- Stated exercise
Give the number of lines in the data that contain "croix", and nothing more.

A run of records
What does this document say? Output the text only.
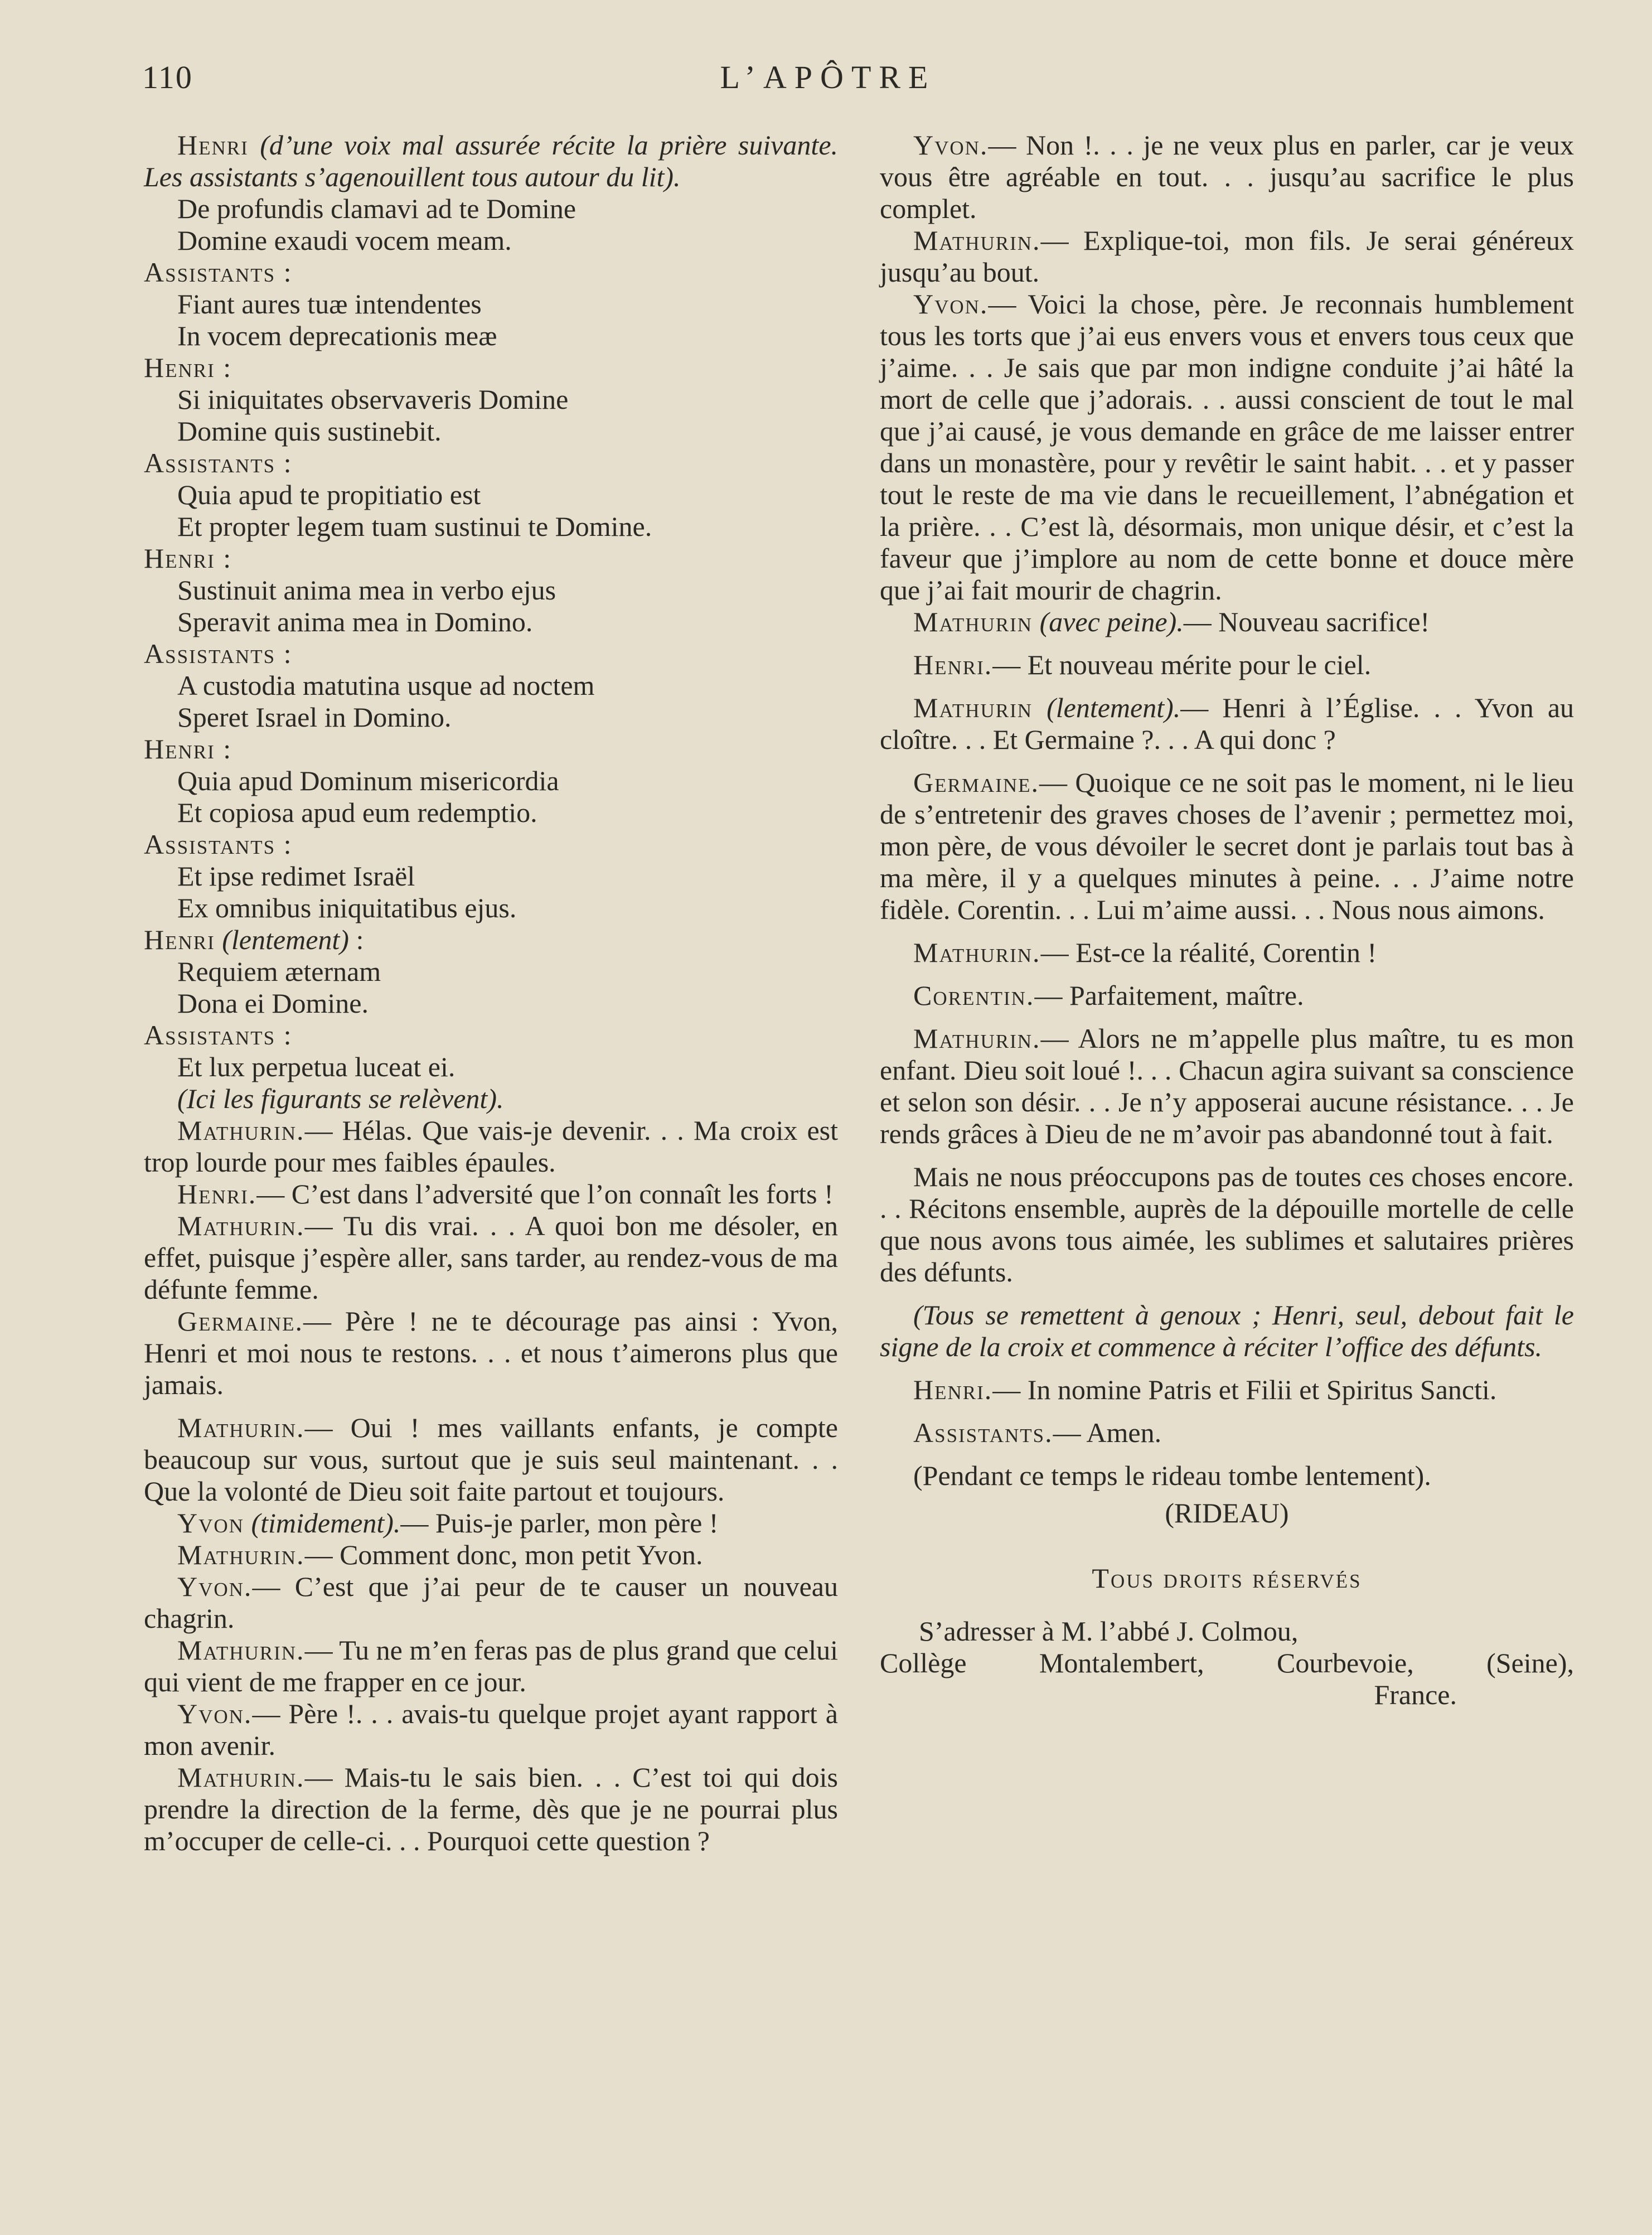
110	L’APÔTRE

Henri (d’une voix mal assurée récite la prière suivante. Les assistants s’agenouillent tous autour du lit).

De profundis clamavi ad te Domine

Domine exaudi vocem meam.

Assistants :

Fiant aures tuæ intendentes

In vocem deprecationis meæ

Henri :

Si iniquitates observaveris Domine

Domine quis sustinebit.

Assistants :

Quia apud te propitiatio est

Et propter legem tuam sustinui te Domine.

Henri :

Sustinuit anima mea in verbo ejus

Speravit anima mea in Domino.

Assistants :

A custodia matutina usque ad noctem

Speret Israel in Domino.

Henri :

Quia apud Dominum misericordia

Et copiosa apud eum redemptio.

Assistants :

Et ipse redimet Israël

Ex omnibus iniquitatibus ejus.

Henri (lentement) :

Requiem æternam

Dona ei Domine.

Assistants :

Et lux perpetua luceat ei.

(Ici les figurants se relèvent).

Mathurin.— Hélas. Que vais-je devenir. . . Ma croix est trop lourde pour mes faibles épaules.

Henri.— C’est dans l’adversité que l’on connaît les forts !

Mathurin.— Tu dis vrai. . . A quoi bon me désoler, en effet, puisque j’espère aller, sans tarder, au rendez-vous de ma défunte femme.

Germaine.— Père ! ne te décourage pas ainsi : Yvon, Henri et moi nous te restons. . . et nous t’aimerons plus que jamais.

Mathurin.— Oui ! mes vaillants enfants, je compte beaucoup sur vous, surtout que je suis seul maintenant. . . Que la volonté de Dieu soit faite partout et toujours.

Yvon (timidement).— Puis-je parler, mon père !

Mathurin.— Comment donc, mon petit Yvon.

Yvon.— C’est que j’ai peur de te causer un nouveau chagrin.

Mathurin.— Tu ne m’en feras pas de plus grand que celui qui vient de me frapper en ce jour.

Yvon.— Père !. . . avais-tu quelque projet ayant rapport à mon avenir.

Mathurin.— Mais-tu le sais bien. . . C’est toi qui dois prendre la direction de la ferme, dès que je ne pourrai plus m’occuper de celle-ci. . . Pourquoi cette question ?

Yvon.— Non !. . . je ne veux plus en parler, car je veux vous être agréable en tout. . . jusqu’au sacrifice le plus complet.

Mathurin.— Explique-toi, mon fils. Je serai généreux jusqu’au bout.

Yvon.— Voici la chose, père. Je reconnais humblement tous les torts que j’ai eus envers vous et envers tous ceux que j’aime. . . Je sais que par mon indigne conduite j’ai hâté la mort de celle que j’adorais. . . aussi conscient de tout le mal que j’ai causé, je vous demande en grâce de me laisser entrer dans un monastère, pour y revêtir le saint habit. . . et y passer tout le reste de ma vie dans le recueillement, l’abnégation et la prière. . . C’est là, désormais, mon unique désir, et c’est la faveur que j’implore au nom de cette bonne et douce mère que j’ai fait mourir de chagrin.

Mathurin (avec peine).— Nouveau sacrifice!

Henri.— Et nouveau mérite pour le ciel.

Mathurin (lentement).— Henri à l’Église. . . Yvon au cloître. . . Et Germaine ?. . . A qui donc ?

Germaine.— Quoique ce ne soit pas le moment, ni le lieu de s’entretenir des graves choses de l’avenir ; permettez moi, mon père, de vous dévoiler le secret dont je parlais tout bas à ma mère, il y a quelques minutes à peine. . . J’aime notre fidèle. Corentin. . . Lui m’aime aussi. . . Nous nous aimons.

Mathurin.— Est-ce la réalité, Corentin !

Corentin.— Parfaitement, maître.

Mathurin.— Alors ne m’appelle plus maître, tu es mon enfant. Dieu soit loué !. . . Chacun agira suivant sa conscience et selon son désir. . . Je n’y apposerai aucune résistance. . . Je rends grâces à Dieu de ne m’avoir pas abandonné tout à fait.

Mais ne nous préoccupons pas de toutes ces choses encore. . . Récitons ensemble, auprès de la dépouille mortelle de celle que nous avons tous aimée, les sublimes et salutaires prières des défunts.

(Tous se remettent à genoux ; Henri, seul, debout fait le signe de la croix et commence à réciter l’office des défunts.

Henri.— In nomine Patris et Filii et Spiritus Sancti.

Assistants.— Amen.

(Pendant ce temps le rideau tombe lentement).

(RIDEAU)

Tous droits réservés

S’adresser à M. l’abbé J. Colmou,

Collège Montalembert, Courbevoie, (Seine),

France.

- Answer for the task
2